◆ RECORDED INFORMATION:
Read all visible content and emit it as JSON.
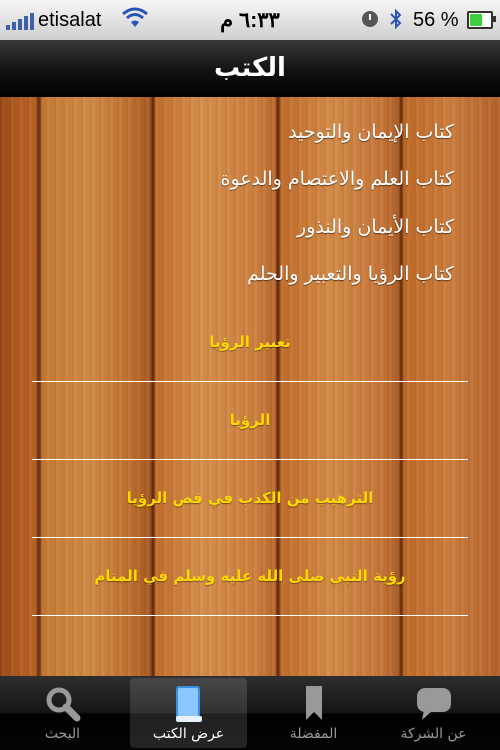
{
  "status_bar": {
    "carrier": "etisalat",
    "time": "٦:٣٣ م",
    "battery_percent": "56 %",
    "battery_level": 0.56
  },
  "nav": {
    "title": "الكتب"
  },
  "books": [
    "كتاب الإيمان والتوحيد",
    "كتاب العلم والاعتصام والدعوة",
    "كتاب الأيمان والنذور",
    "كتاب الرؤيا والتعبير والحلم"
  ],
  "sections": [
    "تعبير الرؤيا",
    "الرؤيا",
    "الترهيب من الكذب في قص الرؤيا",
    "رؤية النبي صلى الله عليه وسلم في المنام"
  ],
  "tabs": [
    {
      "label": "البحث",
      "icon": "search-icon"
    },
    {
      "label": "عرض الكتب",
      "icon": "book-icon"
    },
    {
      "label": "المفضلة",
      "icon": "bookmark-icon"
    },
    {
      "label": "عن الشركة",
      "icon": "speech-bubble-icon"
    }
  ],
  "colors": {
    "section_text": "#ffd800",
    "battery_fill": "#3fd03f"
  }
}
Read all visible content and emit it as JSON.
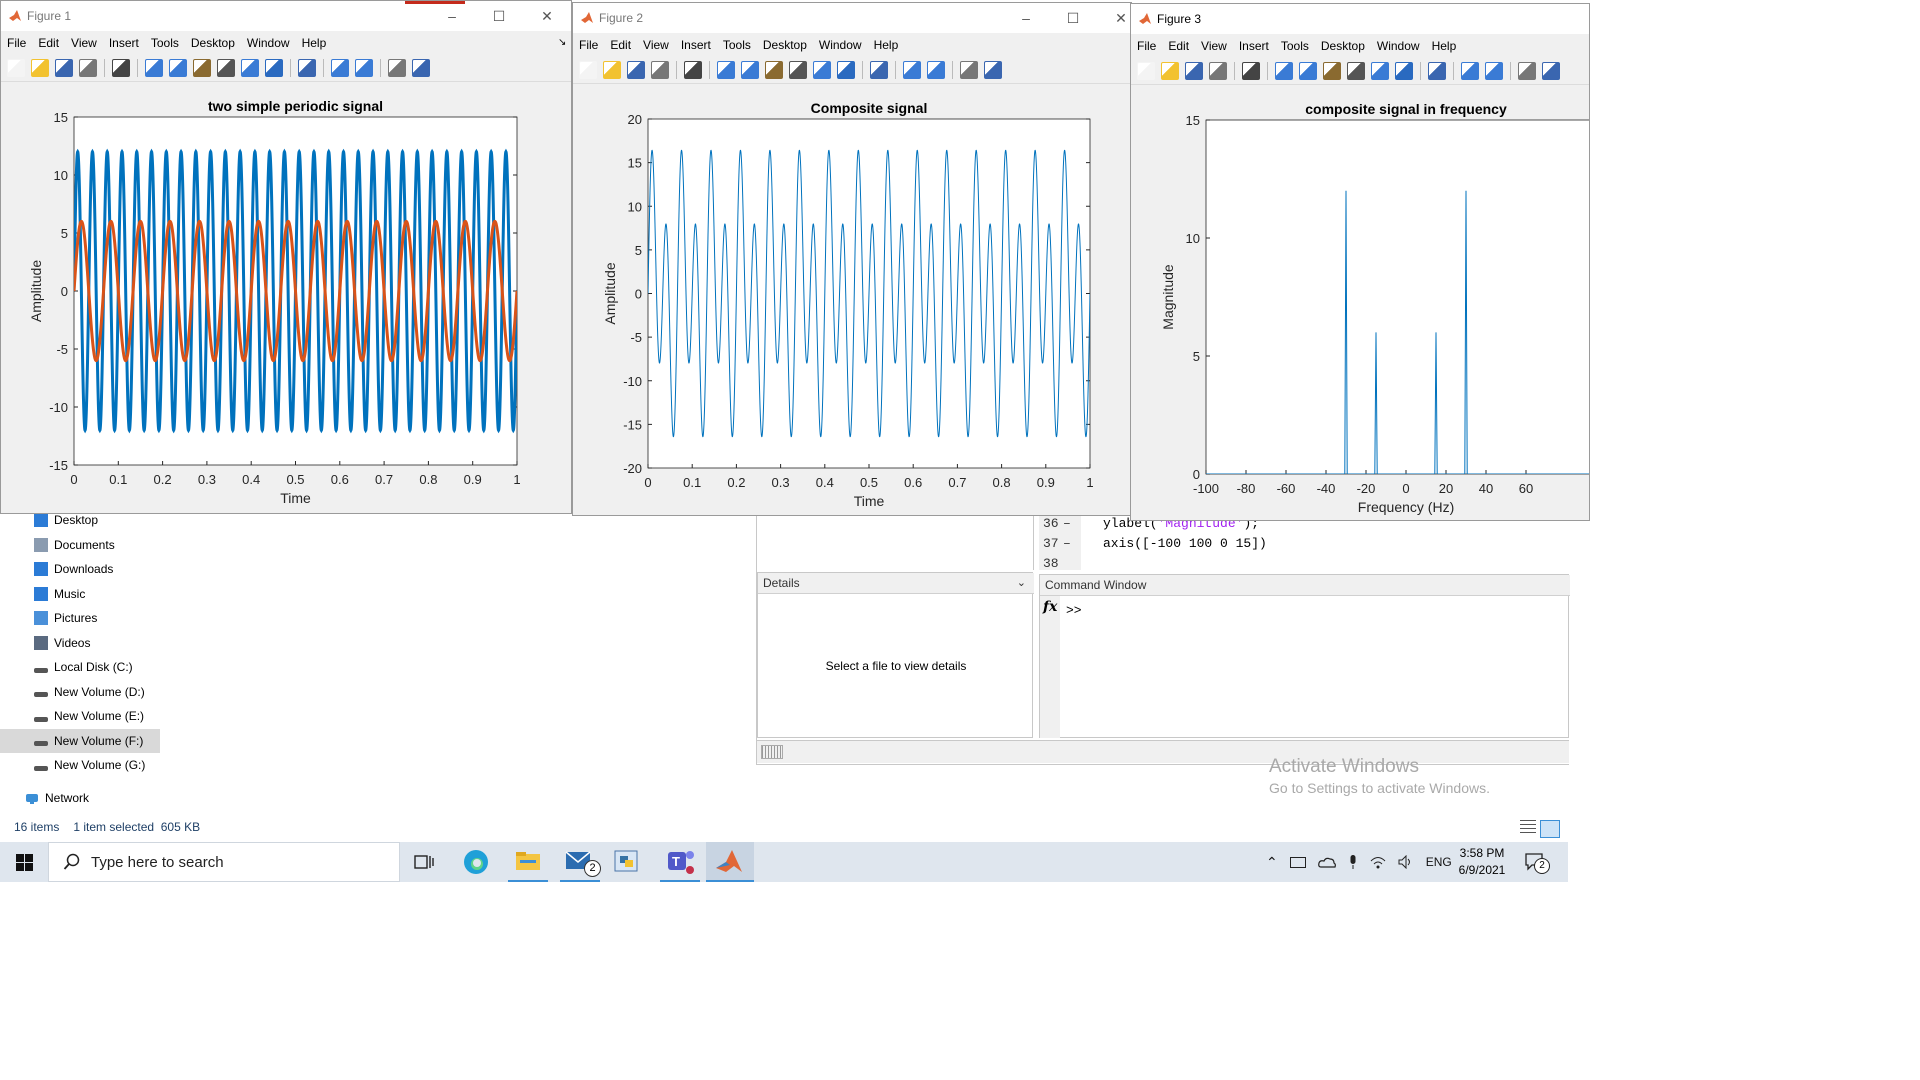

◆ EXERCISE DIRECTIONS:
Nothing in the entries above should change when they are printed again, except that the pictures are dropped.

◆ OUTPUT:
Read all visible content and emit it as JSON.
{
  "status_bar": {
    "carrier": "etisalat",
    "time": "٦:٣٣ م",
    "battery_percent": "56 %",
    "battery_level": 0.56
  },
  "nav": {
    "title": "الكتب"
  },
  "books": [
    "كتاب الإيمان والتوحيد",
    "كتاب العلم والاعتصام والدعوة",
    "كتاب الأيمان والنذور",
    "كتاب الرؤيا والتعبير والحلم"
  ],
  "sections": [
    "تعبير الرؤيا",
    "الرؤيا",
    "الترهيب من الكذب في قص الرؤيا",
    "رؤية النبي صلى الله عليه وسلم في المنام"
  ],
  "tabs": [
    {
      "label": "البحث",
      "icon": "search-icon"
    },
    {
      "label": "عرض الكتب",
      "icon": "book-icon"
    },
    {
      "label": "المفضلة",
      "icon": "bookmark-icon"
    },
    {
      "label": "عن الشركة",
      "icon": "speech-bubble-icon"
    }
  ],
  "colors": {
    "section_text": "#ffd800",
    "battery_fill": "#3fd03f"
  }
}
Read all visible content and emit it as JSON.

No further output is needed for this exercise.